• **PROBLEM TO SOLVE**: Find the word "screenshot" in the records below. List each line containing it.

• **RECORDED INFORMATION**:
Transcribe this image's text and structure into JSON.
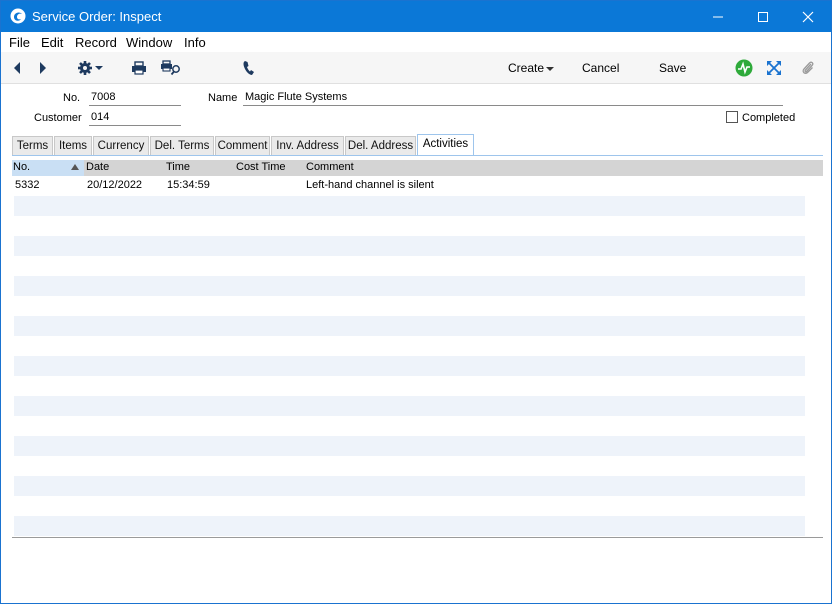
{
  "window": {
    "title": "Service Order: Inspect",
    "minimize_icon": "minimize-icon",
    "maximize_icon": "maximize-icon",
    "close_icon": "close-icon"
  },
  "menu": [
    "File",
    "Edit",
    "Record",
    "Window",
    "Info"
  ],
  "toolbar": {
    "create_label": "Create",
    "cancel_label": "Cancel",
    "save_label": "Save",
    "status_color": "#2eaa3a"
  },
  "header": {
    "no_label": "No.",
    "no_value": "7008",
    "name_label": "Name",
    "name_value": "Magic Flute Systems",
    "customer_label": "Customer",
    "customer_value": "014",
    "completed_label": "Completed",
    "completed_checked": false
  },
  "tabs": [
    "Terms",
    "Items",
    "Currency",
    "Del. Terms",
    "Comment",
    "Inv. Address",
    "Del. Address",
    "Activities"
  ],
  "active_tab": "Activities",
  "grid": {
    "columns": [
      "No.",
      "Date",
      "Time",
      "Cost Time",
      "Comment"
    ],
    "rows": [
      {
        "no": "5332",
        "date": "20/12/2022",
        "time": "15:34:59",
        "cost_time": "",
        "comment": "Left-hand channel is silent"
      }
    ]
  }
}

==

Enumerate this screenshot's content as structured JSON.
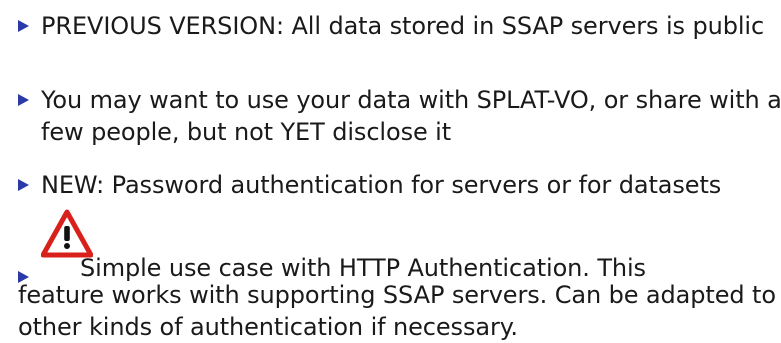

* * *

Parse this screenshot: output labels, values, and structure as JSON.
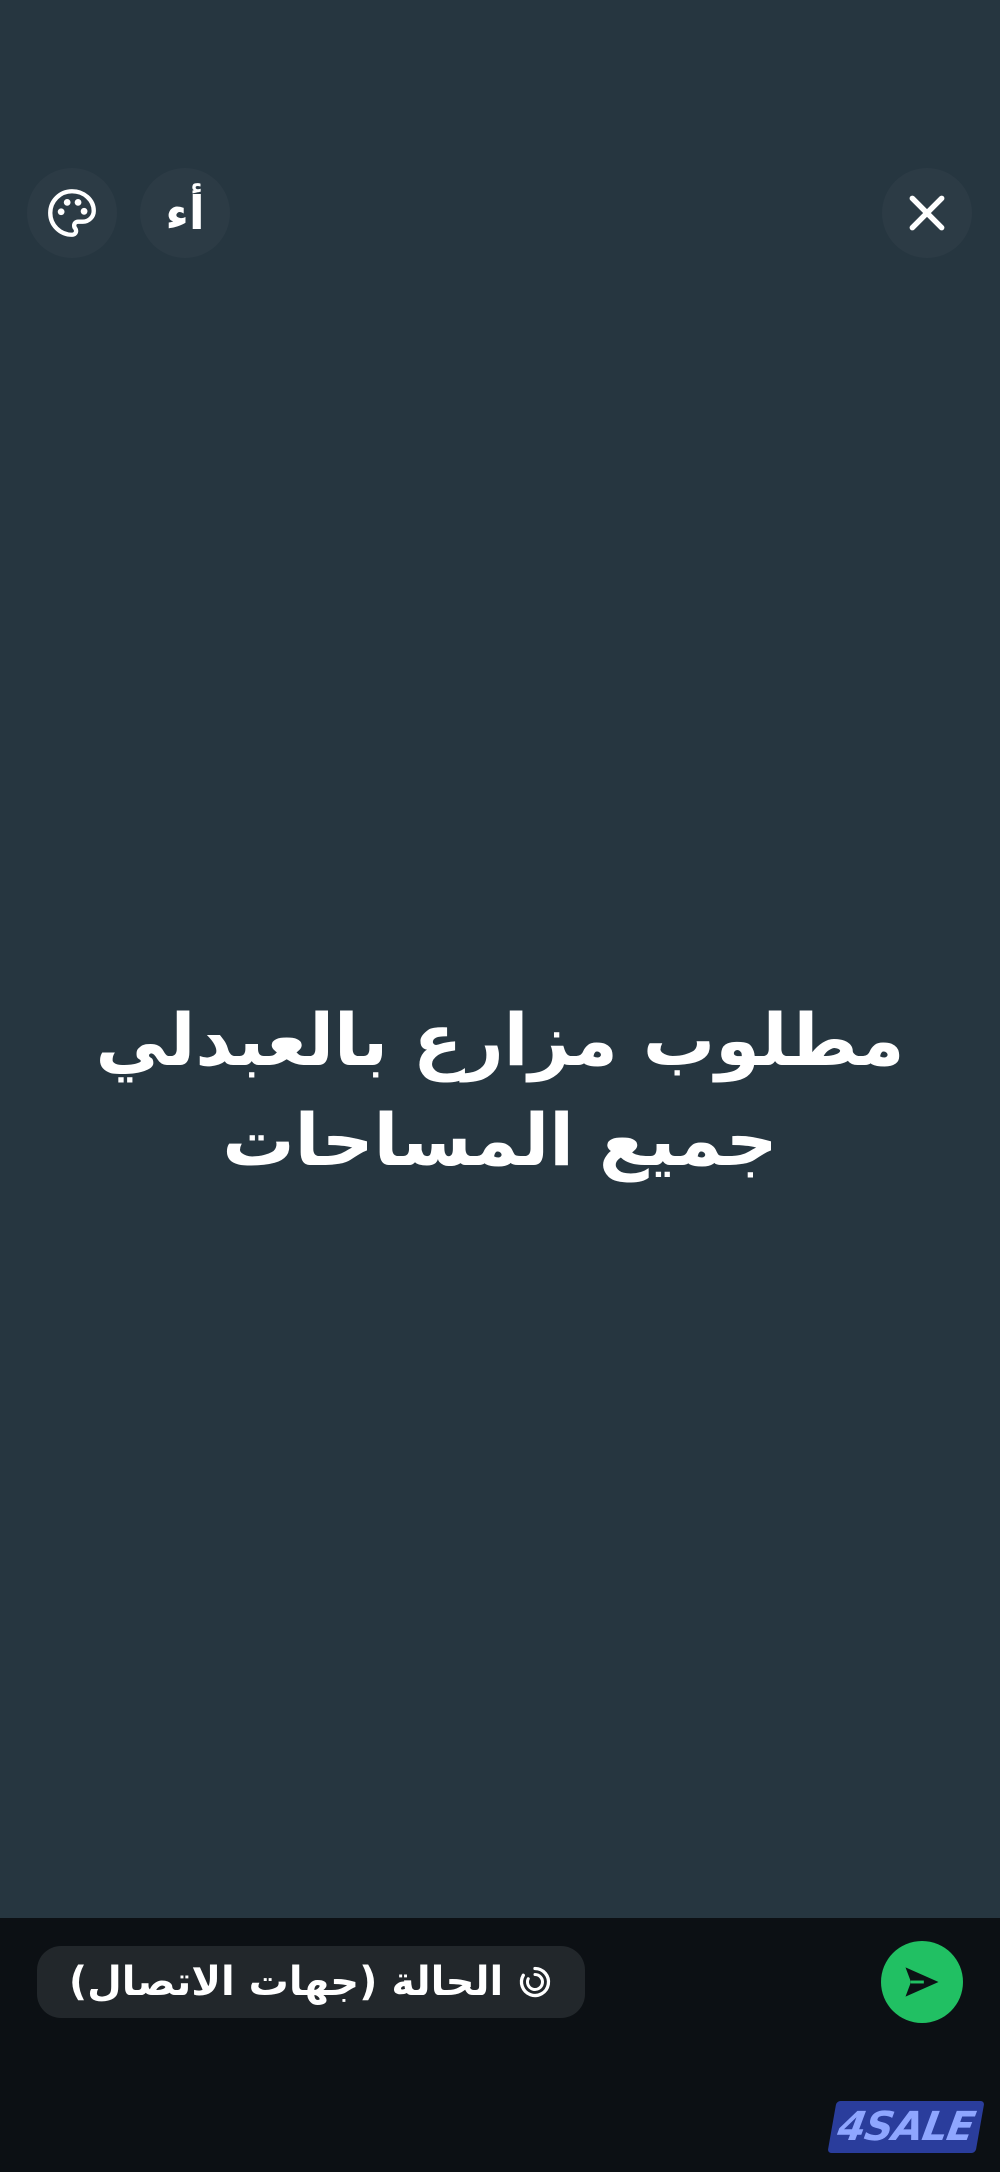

• **WRITTEN ANSWER**:
Enumerate this screenshot's content as structured JSON.
Parse this screenshot: output labels, values, and structure as JSON.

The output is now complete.